▶ [Request]
Identify the lines that contain the string "avatar" and report only how many there are.

━━━

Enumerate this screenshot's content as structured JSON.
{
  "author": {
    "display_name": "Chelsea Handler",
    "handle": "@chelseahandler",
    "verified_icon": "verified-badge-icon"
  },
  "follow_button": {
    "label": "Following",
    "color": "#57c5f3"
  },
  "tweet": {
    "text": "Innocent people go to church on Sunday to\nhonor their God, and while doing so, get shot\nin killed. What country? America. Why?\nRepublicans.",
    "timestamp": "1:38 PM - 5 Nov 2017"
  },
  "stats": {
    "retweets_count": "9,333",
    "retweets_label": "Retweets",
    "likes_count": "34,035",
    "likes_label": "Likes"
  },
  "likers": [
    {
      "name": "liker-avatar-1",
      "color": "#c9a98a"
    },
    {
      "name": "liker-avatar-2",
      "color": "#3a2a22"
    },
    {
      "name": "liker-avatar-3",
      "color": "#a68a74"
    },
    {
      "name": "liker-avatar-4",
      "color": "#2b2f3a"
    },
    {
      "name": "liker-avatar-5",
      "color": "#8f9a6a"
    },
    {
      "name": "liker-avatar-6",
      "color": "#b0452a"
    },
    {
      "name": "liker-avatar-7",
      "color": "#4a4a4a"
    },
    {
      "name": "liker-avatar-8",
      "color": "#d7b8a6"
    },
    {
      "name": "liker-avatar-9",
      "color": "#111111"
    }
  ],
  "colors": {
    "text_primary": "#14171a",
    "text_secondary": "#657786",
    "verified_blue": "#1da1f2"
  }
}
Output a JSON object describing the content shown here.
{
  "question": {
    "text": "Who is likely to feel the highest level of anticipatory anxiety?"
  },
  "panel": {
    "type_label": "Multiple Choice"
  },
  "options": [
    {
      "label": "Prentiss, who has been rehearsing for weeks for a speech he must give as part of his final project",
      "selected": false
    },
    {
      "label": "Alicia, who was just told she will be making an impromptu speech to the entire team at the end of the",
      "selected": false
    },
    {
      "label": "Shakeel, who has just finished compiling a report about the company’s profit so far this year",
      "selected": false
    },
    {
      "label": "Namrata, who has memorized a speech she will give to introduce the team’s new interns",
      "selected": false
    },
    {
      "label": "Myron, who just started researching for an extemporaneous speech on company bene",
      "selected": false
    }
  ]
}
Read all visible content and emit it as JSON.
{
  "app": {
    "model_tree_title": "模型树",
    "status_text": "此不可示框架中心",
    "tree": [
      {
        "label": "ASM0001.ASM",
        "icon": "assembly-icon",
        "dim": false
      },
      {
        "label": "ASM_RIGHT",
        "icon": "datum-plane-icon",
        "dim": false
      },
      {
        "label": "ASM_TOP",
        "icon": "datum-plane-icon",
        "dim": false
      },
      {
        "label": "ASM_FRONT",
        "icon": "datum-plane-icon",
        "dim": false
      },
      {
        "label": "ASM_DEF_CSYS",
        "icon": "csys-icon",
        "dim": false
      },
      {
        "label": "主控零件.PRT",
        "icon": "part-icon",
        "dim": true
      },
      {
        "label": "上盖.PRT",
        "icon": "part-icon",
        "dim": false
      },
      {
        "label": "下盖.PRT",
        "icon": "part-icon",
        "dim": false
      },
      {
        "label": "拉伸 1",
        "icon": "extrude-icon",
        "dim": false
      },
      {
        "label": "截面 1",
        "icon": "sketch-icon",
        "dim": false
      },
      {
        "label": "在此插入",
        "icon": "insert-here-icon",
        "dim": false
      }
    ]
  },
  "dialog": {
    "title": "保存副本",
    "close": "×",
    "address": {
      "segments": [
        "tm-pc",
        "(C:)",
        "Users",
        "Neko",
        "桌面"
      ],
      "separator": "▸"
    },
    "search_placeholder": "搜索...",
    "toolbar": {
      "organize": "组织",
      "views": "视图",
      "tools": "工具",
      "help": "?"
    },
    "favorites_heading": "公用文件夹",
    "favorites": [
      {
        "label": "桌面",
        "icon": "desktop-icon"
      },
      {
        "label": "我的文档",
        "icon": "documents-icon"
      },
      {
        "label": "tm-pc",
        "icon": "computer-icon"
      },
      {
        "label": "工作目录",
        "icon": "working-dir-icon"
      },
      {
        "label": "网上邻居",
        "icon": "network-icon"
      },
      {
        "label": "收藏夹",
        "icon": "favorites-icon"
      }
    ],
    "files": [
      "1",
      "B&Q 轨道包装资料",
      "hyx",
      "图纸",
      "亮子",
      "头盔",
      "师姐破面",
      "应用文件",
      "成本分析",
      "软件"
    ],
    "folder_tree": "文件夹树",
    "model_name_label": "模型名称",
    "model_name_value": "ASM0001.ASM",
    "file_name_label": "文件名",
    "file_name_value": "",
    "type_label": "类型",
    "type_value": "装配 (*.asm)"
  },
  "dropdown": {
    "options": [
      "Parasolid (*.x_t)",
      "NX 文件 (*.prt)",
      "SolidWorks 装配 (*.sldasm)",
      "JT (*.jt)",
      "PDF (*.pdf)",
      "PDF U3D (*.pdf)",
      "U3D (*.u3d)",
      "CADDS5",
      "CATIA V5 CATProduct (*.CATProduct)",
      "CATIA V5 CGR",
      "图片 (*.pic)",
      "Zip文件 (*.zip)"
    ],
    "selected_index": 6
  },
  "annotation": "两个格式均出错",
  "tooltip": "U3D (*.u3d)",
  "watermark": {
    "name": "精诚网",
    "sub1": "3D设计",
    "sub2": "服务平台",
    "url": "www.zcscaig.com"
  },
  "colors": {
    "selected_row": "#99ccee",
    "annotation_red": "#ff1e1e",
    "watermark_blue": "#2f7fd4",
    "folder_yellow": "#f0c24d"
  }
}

━━━

▶ [Complete output]
9